Write out the material again exactly, please, and omit the pictures.

┄┄┄┄┄┄┄┄┄┄┄┄┄┄┄┄┄┄┄┄

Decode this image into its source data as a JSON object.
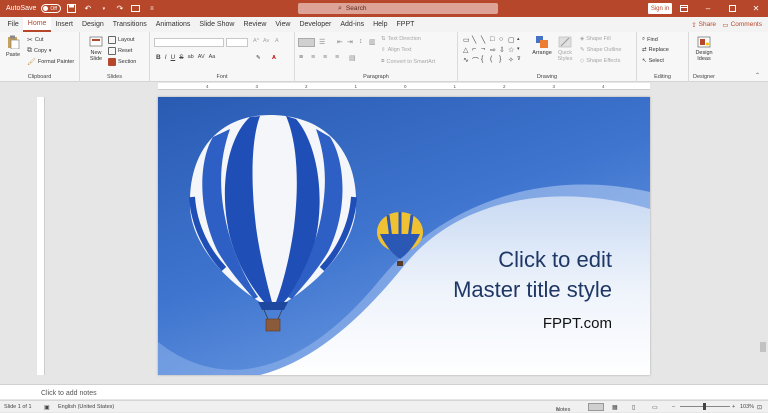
{
  "titlebar": {
    "autosave_label": "AutoSave",
    "autosave_state": "Off",
    "search_placeholder": "Search",
    "signin_label": "Sign in"
  },
  "menu": {
    "tabs": [
      "File",
      "Home",
      "Insert",
      "Design",
      "Transitions",
      "Animations",
      "Slide Show",
      "Review",
      "View",
      "Developer",
      "Add-ins",
      "Help",
      "FPPT"
    ],
    "active": "Home",
    "share_label": "Share",
    "comments_label": "Comments"
  },
  "ribbon": {
    "clipboard": {
      "paste": "Paste",
      "cut": "Cut",
      "copy": "Copy",
      "format_painter": "Format Painter",
      "label": "Clipboard"
    },
    "slides": {
      "new_slide_1": "New",
      "new_slide_2": "Slide",
      "layout": "Layout",
      "reset": "Reset",
      "section": "Section",
      "label": "Slides"
    },
    "font": {
      "label": "Font",
      "bold": "B",
      "italic": "I",
      "underline": "U",
      "strike": "S",
      "shadow": "ab",
      "spacing": "AV",
      "case": "Aa",
      "grow": "A^",
      "shrink": "Av",
      "clear": "A"
    },
    "paragraph": {
      "label": "Paragraph",
      "text_direction": "Text Direction",
      "align_text": "Align Text",
      "smartart": "Convert to SmartArt"
    },
    "drawing": {
      "label": "Drawing",
      "arrange": "Arrange",
      "quick_styles_1": "Quick",
      "quick_styles_2": "Styles",
      "shape_fill": "Shape Fill",
      "shape_outline": "Shape Outline",
      "shape_effects": "Shape Effects"
    },
    "editing": {
      "label": "Editing",
      "find": "Find",
      "replace": "Replace",
      "select": "Select"
    },
    "designer": {
      "label": "Designer",
      "ideas_1": "Design",
      "ideas_2": "Ideas"
    }
  },
  "ruler": {
    "h_ticks": [
      "4",
      "3",
      "2",
      "1",
      "0",
      "1",
      "2",
      "3",
      "4"
    ]
  },
  "slide": {
    "title_line1": "Click to edit",
    "title_line2": "Master title style",
    "subtitle": "FPPT.com"
  },
  "notes": {
    "placeholder": "Click to add notes"
  },
  "status": {
    "slide_info": "Slide 1 of 1",
    "language": "English (United States)",
    "notes_label": "Notes",
    "zoom": "103%"
  },
  "colors": {
    "accent": "#b7472a",
    "title_text": "#1f3766",
    "sky": "#3e6fc6"
  }
}
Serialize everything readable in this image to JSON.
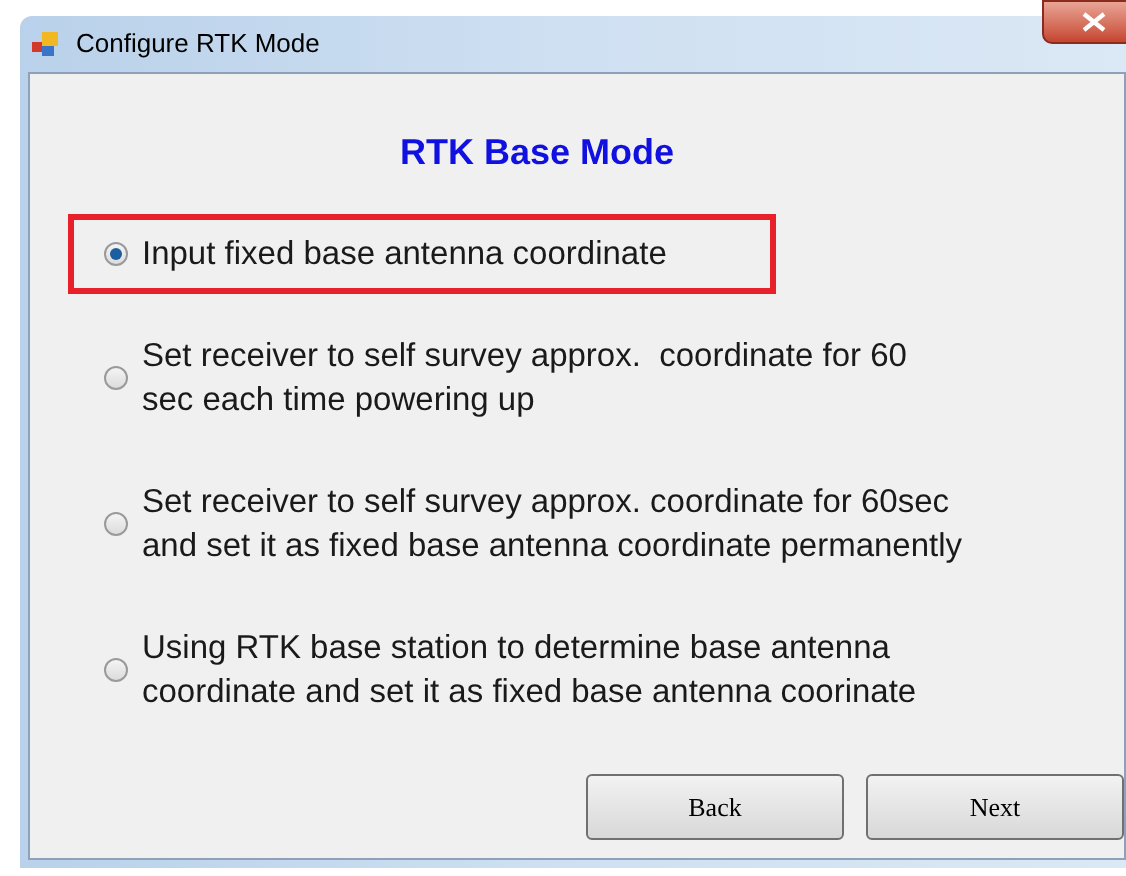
{
  "window": {
    "title": "Configure RTK Mode"
  },
  "heading": "RTK Base Mode",
  "options": [
    {
      "lines": [
        "Input fixed base antenna coordinate"
      ],
      "selected": true,
      "highlighted": true
    },
    {
      "lines": [
        "Set receiver to self survey approx.  coordinate for 60",
        "sec each time powering up"
      ],
      "selected": false,
      "highlighted": false
    },
    {
      "lines": [
        "Set receiver to self survey approx. coordinate for 60sec",
        "and set it as fixed base antenna coordinate permanently"
      ],
      "selected": false,
      "highlighted": false
    },
    {
      "lines": [
        "Using RTK base station to determine base antenna",
        "coordinate and set it as fixed base antenna coorinate"
      ],
      "selected": false,
      "highlighted": false
    }
  ],
  "buttons": [
    "Back",
    "Next"
  ]
}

┄┄┄┄┄┄┄┄┄┄┄┄┄┄┄┄┄┄┄┄

The reply:
Decode this image into its source data as a JSON object.
{
  "titlebar": {
    "autosave_label": "AutoSave",
    "autosave_state": "Off",
    "search_placeholder": "Search",
    "signin_label": "Sign in"
  },
  "menu": {
    "tabs": [
      "File",
      "Home",
      "Insert",
      "Design",
      "Transitions",
      "Animations",
      "Slide Show",
      "Review",
      "View",
      "Developer",
      "Add-ins",
      "Help",
      "FPPT"
    ],
    "active": "Home",
    "share_label": "Share",
    "comments_label": "Comments"
  },
  "ribbon": {
    "clipboard": {
      "paste": "Paste",
      "cut": "Cut",
      "copy": "Copy",
      "format_painter": "Format Painter",
      "label": "Clipboard"
    },
    "slides": {
      "new_slide_1": "New",
      "new_slide_2": "Slide",
      "layout": "Layout",
      "reset": "Reset",
      "section": "Section",
      "label": "Slides"
    },
    "font": {
      "label": "Font",
      "bold": "B",
      "italic": "I",
      "underline": "U",
      "strike": "S",
      "shadow": "ab",
      "spacing": "AV",
      "case": "Aa",
      "grow": "A^",
      "shrink": "Av",
      "clear": "A"
    },
    "paragraph": {
      "label": "Paragraph",
      "text_direction": "Text Direction",
      "align_text": "Align Text",
      "smartart": "Convert to SmartArt"
    },
    "drawing": {
      "label": "Drawing",
      "arrange": "Arrange",
      "quick_styles_1": "Quick",
      "quick_styles_2": "Styles",
      "shape_fill": "Shape Fill",
      "shape_outline": "Shape Outline",
      "shape_effects": "Shape Effects"
    },
    "editing": {
      "label": "Editing",
      "find": "Find",
      "replace": "Replace",
      "select": "Select"
    },
    "designer": {
      "label": "Designer",
      "ideas_1": "Design",
      "ideas_2": "Ideas"
    }
  },
  "ruler": {
    "h_ticks": [
      "4",
      "3",
      "2",
      "1",
      "0",
      "1",
      "2",
      "3",
      "4"
    ]
  },
  "slide": {
    "title_line1": "Click to edit",
    "title_line2": "Master title style",
    "subtitle": "FPPT.com"
  },
  "notes": {
    "placeholder": "Click to add notes"
  },
  "status": {
    "slide_info": "Slide 1 of 1",
    "language": "English (United States)",
    "notes_label": "Notes",
    "zoom": "103%"
  },
  "colors": {
    "accent": "#b7472a",
    "title_text": "#1f3766",
    "sky": "#3e6fc6"
  }
}
Serialize everything readable in this image to JSON.
{
  "window": {
    "title": "Configure RTK Mode"
  },
  "heading": "RTK Base Mode",
  "options": [
    {
      "lines": [
        "Input fixed base antenna coordinate"
      ],
      "selected": true,
      "highlighted": true
    },
    {
      "lines": [
        "Set receiver to self survey approx.  coordinate for 60",
        "sec each time powering up"
      ],
      "selected": false,
      "highlighted": false
    },
    {
      "lines": [
        "Set receiver to self survey approx. coordinate for 60sec",
        "and set it as fixed base antenna coordinate permanently"
      ],
      "selected": false,
      "highlighted": false
    },
    {
      "lines": [
        "Using RTK base station to determine base antenna",
        "coordinate and set it as fixed base antenna coorinate"
      ],
      "selected": false,
      "highlighted": false
    }
  ],
  "buttons": [
    "Back",
    "Next"
  ]
}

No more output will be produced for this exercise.